*The problem*: Repeat the entries below exactly as they appear, with no pictures.

*Records for this exercise*:
• • • • • • •

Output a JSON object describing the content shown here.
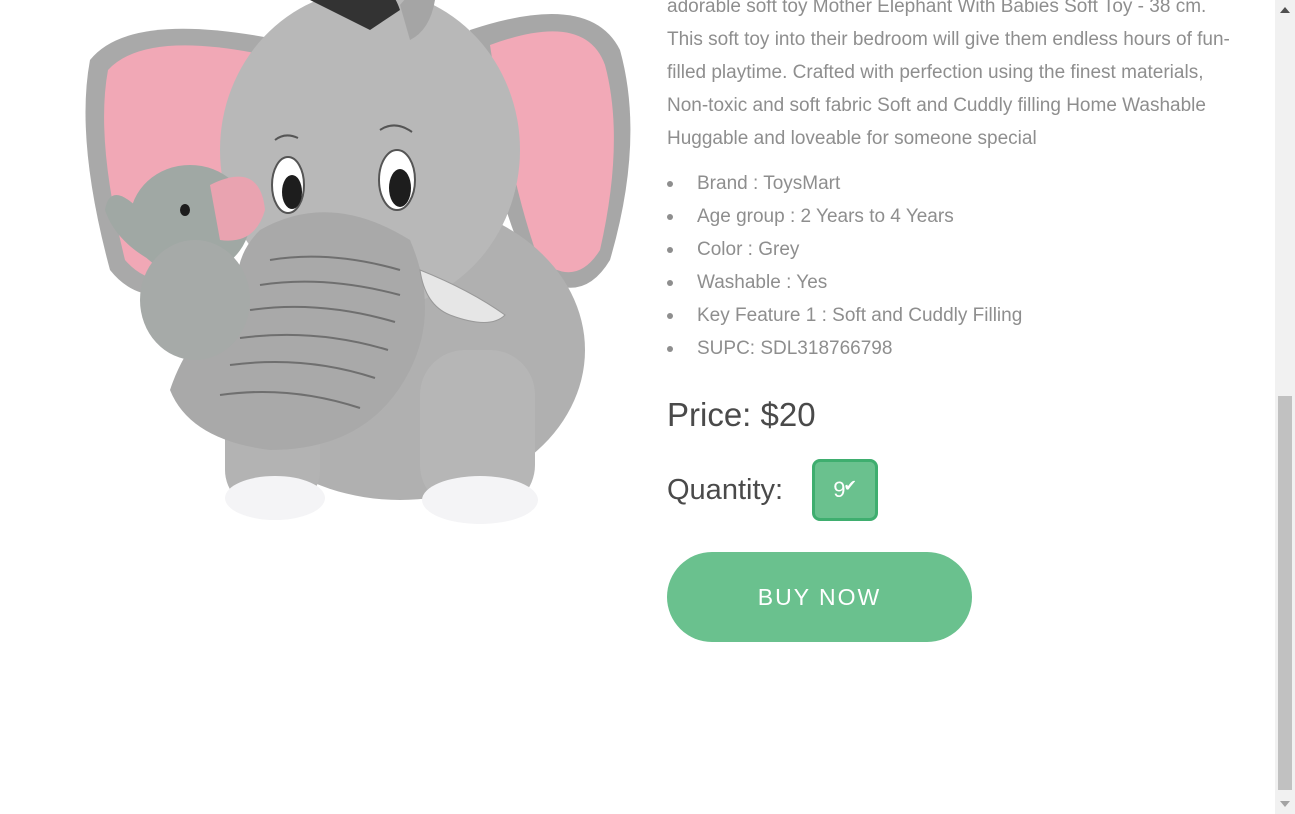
{
  "product": {
    "image_name": "elephant-plush-image",
    "description": "adorable soft toy Mother Elephant With Babies Soft Toy - 38 cm. This soft toy into their bedroom will give them endless hours of fun-filled playtime. Crafted with perfection using the finest materials, Non-toxic and soft fabric Soft and Cuddly filling Home Washable Huggable and loveable for someone special",
    "specs": [
      "Brand : ToysMart",
      "Age group : 2 Years to 4 Years",
      "Color : Grey",
      "Washable : Yes",
      "Key Feature 1 : Soft and Cuddly Filling",
      "SUPC: SDL318766798"
    ],
    "price_label": "Price: $20",
    "quantity_label": "Quantity:",
    "quantity_value": "9",
    "buy_label": "BUY NOW"
  },
  "colors": {
    "accent": "#6ac18e",
    "accent_border": "#3fae6f",
    "text_muted": "#8e8e8e",
    "text_dark": "#4a4a4a"
  },
  "scrollbar": {
    "up_icon": "scroll-up-arrow",
    "down_icon": "scroll-down-arrow"
  }
}
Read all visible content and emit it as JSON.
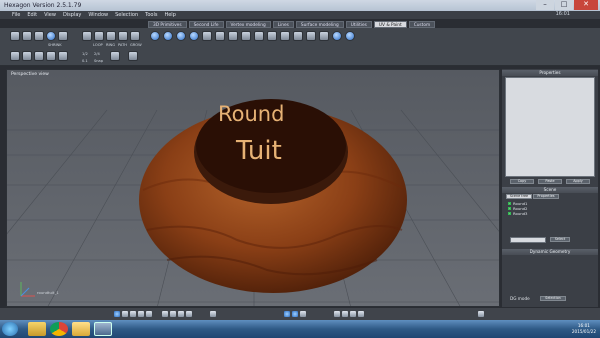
{
  "window": {
    "title": "Hexagon Version 2.5.1.79"
  },
  "menu": [
    "File",
    "Edit",
    "View",
    "Display",
    "Window",
    "Selection",
    "Tools",
    "Help"
  ],
  "clock": "16:01",
  "tabs": [
    "3D Primitives",
    "Second Life",
    "Vertex modeling",
    "Lines",
    "Surface modeling",
    "Utilities",
    "UV & Paint",
    "Custom"
  ],
  "active_tab": "UV & Paint",
  "toolbar": {
    "loop": "LOOP",
    "ring": "RING",
    "path": "PATH",
    "grow": "GROW",
    "shrink": "SHRINK",
    "num_left": "1/2",
    "num_right": "2/4",
    "snap": "Snap",
    "field_value": "0.1"
  },
  "viewport": {
    "label": "Perspective view",
    "object_text_line1": "Round",
    "object_text_line2": "Tuit",
    "gizmo_label": "roundtuit_1"
  },
  "panels": {
    "properties": {
      "title": "Properties",
      "buttons": [
        "Copy",
        "Paste",
        "Apply"
      ]
    },
    "scene": {
      "title": "Scene",
      "tabs": [
        "Scene tree",
        "Properties"
      ],
      "items": [
        "Round1",
        "Round2",
        "Round3"
      ],
      "button": "Select"
    },
    "dynamic": {
      "title": "Dynamic Geometry",
      "mode_label": "DG mode",
      "mode_value": "Selection"
    }
  },
  "taskbar": {
    "time": "16:01",
    "date": "2015/01/22"
  }
}
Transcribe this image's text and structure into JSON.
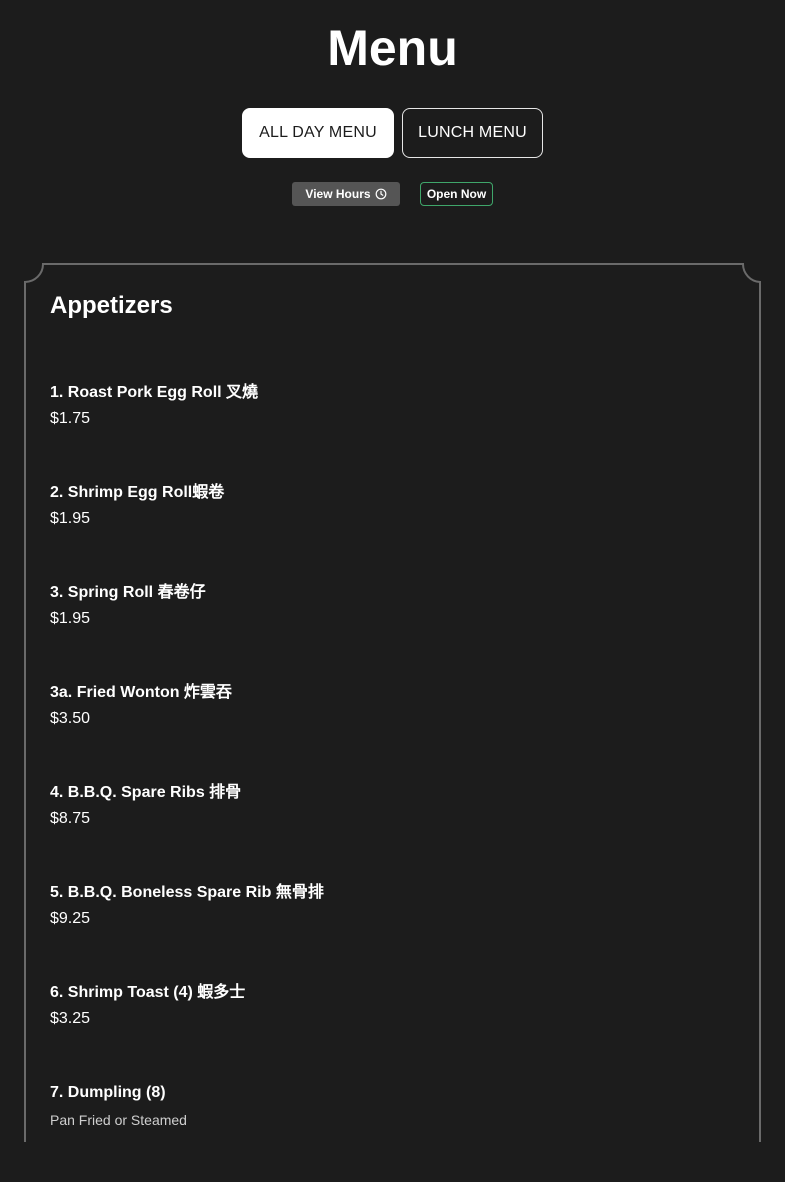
{
  "page": {
    "title": "Menu"
  },
  "tabs": [
    {
      "label": "ALL DAY MENU",
      "active": true
    },
    {
      "label": "LUNCH MENU",
      "active": false
    }
  ],
  "hours": {
    "button_label": "View Hours",
    "status": "Open Now"
  },
  "section": {
    "title": "Appetizers",
    "items": [
      {
        "name": "1. Roast Pork Egg Roll 叉燒",
        "price": "$1.75"
      },
      {
        "name": "2. Shrimp Egg Roll蝦卷",
        "price": "$1.95"
      },
      {
        "name": "3. Spring Roll 春卷仔",
        "price": "$1.95"
      },
      {
        "name": "3a. Fried Wonton 炸雲吞",
        "price": "$3.50"
      },
      {
        "name": "4. B.B.Q. Spare Ribs 排骨",
        "price": "$8.75"
      },
      {
        "name": "5. B.B.Q. Boneless Spare Rib 無骨排",
        "price": "$9.25"
      },
      {
        "name": "6. Shrimp Toast (4) 蝦多士",
        "price": "$3.25"
      },
      {
        "name": "7. Dumpling (8)",
        "description": "Pan Fried or Steamed"
      }
    ]
  },
  "colors": {
    "background": "#1c1c1c",
    "text": "#ffffff",
    "open_badge_border": "#3fa66a",
    "hours_button_bg": "#555555"
  },
  "icons": {
    "hours": "clock-icon"
  }
}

• • • • • • •

*Response to this task*:
Output a JSON object describing the content shown here.
{
  "product": {
    "image_name": "elephant-plush-image",
    "description": "adorable soft toy Mother Elephant With Babies Soft Toy - 38 cm. This soft toy into their bedroom will give them endless hours of fun-filled playtime. Crafted with perfection using the finest materials, Non-toxic and soft fabric Soft and Cuddly filling Home Washable Huggable and loveable for someone special",
    "specs": [
      "Brand : ToysMart",
      "Age group : 2 Years to 4 Years",
      "Color : Grey",
      "Washable : Yes",
      "Key Feature 1 : Soft and Cuddly Filling",
      "SUPC: SDL318766798"
    ],
    "price_label": "Price: $20",
    "quantity_label": "Quantity:",
    "quantity_value": "9",
    "buy_label": "BUY NOW"
  },
  "colors": {
    "accent": "#6ac18e",
    "accent_border": "#3fae6f",
    "text_muted": "#8e8e8e",
    "text_dark": "#4a4a4a"
  },
  "scrollbar": {
    "up_icon": "scroll-up-arrow",
    "down_icon": "scroll-down-arrow"
  }
}
Read all visible content and emit it as JSON.
{
  "window": {
    "title": "Hexagon Version 2.5.1.79"
  },
  "menu": [
    "File",
    "Edit",
    "View",
    "Display",
    "Window",
    "Selection",
    "Tools",
    "Help"
  ],
  "clock": "16:01",
  "tabs": [
    "3D Primitives",
    "Second Life",
    "Vertex modeling",
    "Lines",
    "Surface modeling",
    "Utilities",
    "UV & Paint",
    "Custom"
  ],
  "active_tab": "UV & Paint",
  "toolbar": {
    "loop": "LOOP",
    "ring": "RING",
    "path": "PATH",
    "grow": "GROW",
    "shrink": "SHRINK",
    "num_left": "1/2",
    "num_right": "2/4",
    "snap": "Snap",
    "field_value": "0.1"
  },
  "viewport": {
    "label": "Perspective view",
    "object_text_line1": "Round",
    "object_text_line2": "Tuit",
    "gizmo_label": "roundtuit_1"
  },
  "panels": {
    "properties": {
      "title": "Properties",
      "buttons": [
        "Copy",
        "Paste",
        "Apply"
      ]
    },
    "scene": {
      "title": "Scene",
      "tabs": [
        "Scene tree",
        "Properties"
      ],
      "items": [
        "Round1",
        "Round2",
        "Round3"
      ],
      "button": "Select"
    },
    "dynamic": {
      "title": "Dynamic Geometry",
      "mode_label": "DG mode",
      "mode_value": "Selection"
    }
  },
  "taskbar": {
    "time": "16:01",
    "date": "2015/01/22"
  }
}
Transcribe this image's text and structure into JSON.
{
  "page": {
    "title": "Menu"
  },
  "tabs": [
    {
      "label": "ALL DAY MENU",
      "active": true
    },
    {
      "label": "LUNCH MENU",
      "active": false
    }
  ],
  "hours": {
    "button_label": "View Hours",
    "status": "Open Now"
  },
  "section": {
    "title": "Appetizers",
    "items": [
      {
        "name": "1. Roast Pork Egg Roll 叉燒",
        "price": "$1.75"
      },
      {
        "name": "2. Shrimp Egg Roll蝦卷",
        "price": "$1.95"
      },
      {
        "name": "3. Spring Roll 春卷仔",
        "price": "$1.95"
      },
      {
        "name": "3a. Fried Wonton 炸雲吞",
        "price": "$3.50"
      },
      {
        "name": "4. B.B.Q. Spare Ribs 排骨",
        "price": "$8.75"
      },
      {
        "name": "5. B.B.Q. Boneless Spare Rib 無骨排",
        "price": "$9.25"
      },
      {
        "name": "6. Shrimp Toast (4) 蝦多士",
        "price": "$3.25"
      },
      {
        "name": "7. Dumpling (8)",
        "description": "Pan Fried or Steamed"
      }
    ]
  },
  "colors": {
    "background": "#1c1c1c",
    "text": "#ffffff",
    "open_badge_border": "#3fa66a",
    "hours_button_bg": "#555555"
  },
  "icons": {
    "hours": "clock-icon"
  }
}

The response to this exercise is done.